PROBLEM TO WORK ON
Each entry below is to be given again word for word, with no pictures.

[Source records]

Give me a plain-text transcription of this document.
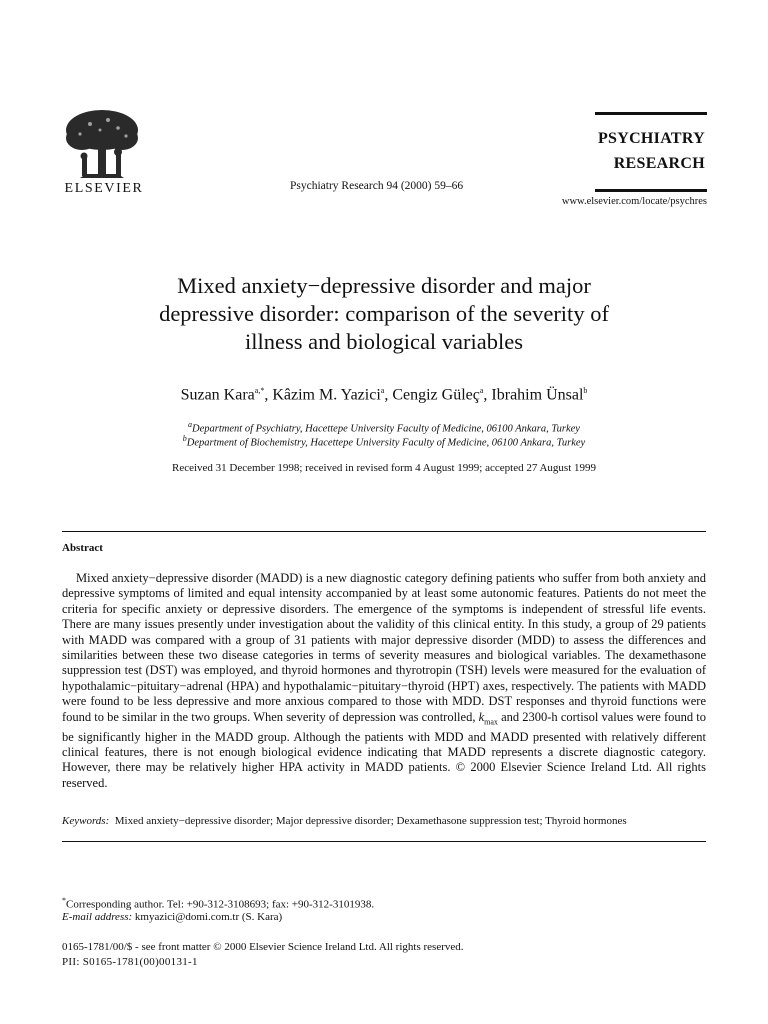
ELSEVIER	Psychiatry Research 94 (2000) 59–66
PSYCHIATRY
RESEARCH
www.elsevier.com/locate/psychres
Mixed anxiety−depressive disorder and major
depressive disorder: comparison of the severity of
illness and biological variables
Suzan Kara$^{a,*}$, Kâzim M. Yazici$^a$, Cengiz Güleç$^a$, Ibrahim Ünsal$^b$
$^a$Department of Psychiatry, Hacettepe University Faculty of Medicine, 06100 Ankara, Turkey
$^b$Department of Biochemistry, Hacettepe University Faculty of Medicine, 06100 Ankara, Turkey
Received 31 December 1998; received in revised form 4 August 1999; accepted 27 August 1999
Abstract
Mixed anxiety−depressive disorder (MADD) is a new diagnostic category defining patients who suffer from both anxiety and depressive symptoms of limited and equal intensity accompanied by at least some autonomic features. Patients do not meet the criteria for specific anxiety or depressive disorders. The emergence of the symptoms is independent of stressful life events. There are many issues presently under investigation about the validity of this clinical entity. In this study, a group of 29 patients with MADD was compared with a group of 31 patients with major depressive disorder (MDD) to assess the differences and similarities between these two disease categories in terms of severity measures and biological variables. The dexamethasone suppression test (DST) was employed, and thyroid hormones and thyrotropin (TSH) levels were measured for the evaluation of hypothalamic−pituitary−adrenal (HPA) and hypothalamic−pituitary−thyroid (HPT) axes, respectively. The patients with MADD were found to be less depressive and more anxious compared to those with MDD. DST responses and thyroid functions were found to be similar in the two groups. When severity of depression was controlled, $k_{max}$ and 2300-h cortisol values were found to be significantly higher in the MADD group. Although the patients with MDD and MADD presented with relatively different clinical features, there is not enough biological evidence indicating that MADD represents a discrete diagnostic category. However, there may be relatively higher HPA activity in MADD patients. © 2000 Elsevier Science Ireland Ltd. All rights reserved.
Keywords: Mixed anxiety−depressive disorder; Major depressive disorder; Dexamethasone suppression test; Thyroid hormones
*Corresponding author. Tel: +90-312-3108693; fax: +90-312-3101938.
E-mail address: kmyazici@domi.com.tr (S. Kara)
0165-1781/00/$ - see front matter © 2000 Elsevier Science Ireland Ltd. All rights reserved.
PII: S0165-1781(00)00131-1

RESULT OF THE TASK
Give me a plain-text transcription of this document.
ELSEVIER	Psychiatry Research 94 (2000) 59–66
PSYCHIATRY
RESEARCH
www.elsevier.com/locate/psychres
Mixed anxiety−depressive disorder and major
depressive disorder: comparison of the severity of
illness and biological variables
Suzan Kara$^{a,*}$, Kâzim M. Yazici$^a$, Cengiz Güleç$^a$, Ibrahim Ünsal$^b$
$^a$Department of Psychiatry, Hacettepe University Faculty of Medicine, 06100 Ankara, Turkey
$^b$Department of Biochemistry, Hacettepe University Faculty of Medicine, 06100 Ankara, Turkey
Received 31 December 1998; received in revised form 4 August 1999; accepted 27 August 1999
Abstract
Mixed anxiety−depressive disorder (MADD) is a new diagnostic category defining patients who suffer from both anxiety and depressive symptoms of limited and equal intensity accompanied by at least some autonomic features. Patients do not meet the criteria for specific anxiety or depressive disorders. The emergence of the symptoms is independent of stressful life events. There are many issues presently under investigation about the validity of this clinical entity. In this study, a group of 29 patients with MADD was compared with a group of 31 patients with major depressive disorder (MDD) to assess the differences and similarities between these two disease categories in terms of severity measures and biological variables. The dexamethasone suppression test (DST) was employed, and thyroid hormones and thyrotropin (TSH) levels were measured for the evaluation of hypothalamic−pituitary−adrenal (HPA) and hypothalamic−pituitary−thyroid (HPT) axes, respectively. The patients with MADD were found to be less depressive and more anxious compared to those with MDD. DST responses and thyroid functions were found to be similar in the two groups. When severity of depression was controlled, $k_{max}$ and 2300-h cortisol values were found to be significantly higher in the MADD group. Although the patients with MDD and MADD presented with relatively different clinical features, there is not enough biological evidence indicating that MADD represents a discrete diagnostic category. However, there may be relatively higher HPA activity in MADD patients. © 2000 Elsevier Science Ireland Ltd. All rights reserved.
Keywords: Mixed anxiety−depressive disorder; Major depressive disorder; Dexamethasone suppression test; Thyroid hormones
*Corresponding author. Tel: +90-312-3108693; fax: +90-312-3101938.
E-mail address: kmyazici@domi.com.tr (S. Kara)
0165-1781/00/$ - see front matter © 2000 Elsevier Science Ireland Ltd. All rights reserved.
PII: S0165-1781(00)00131-1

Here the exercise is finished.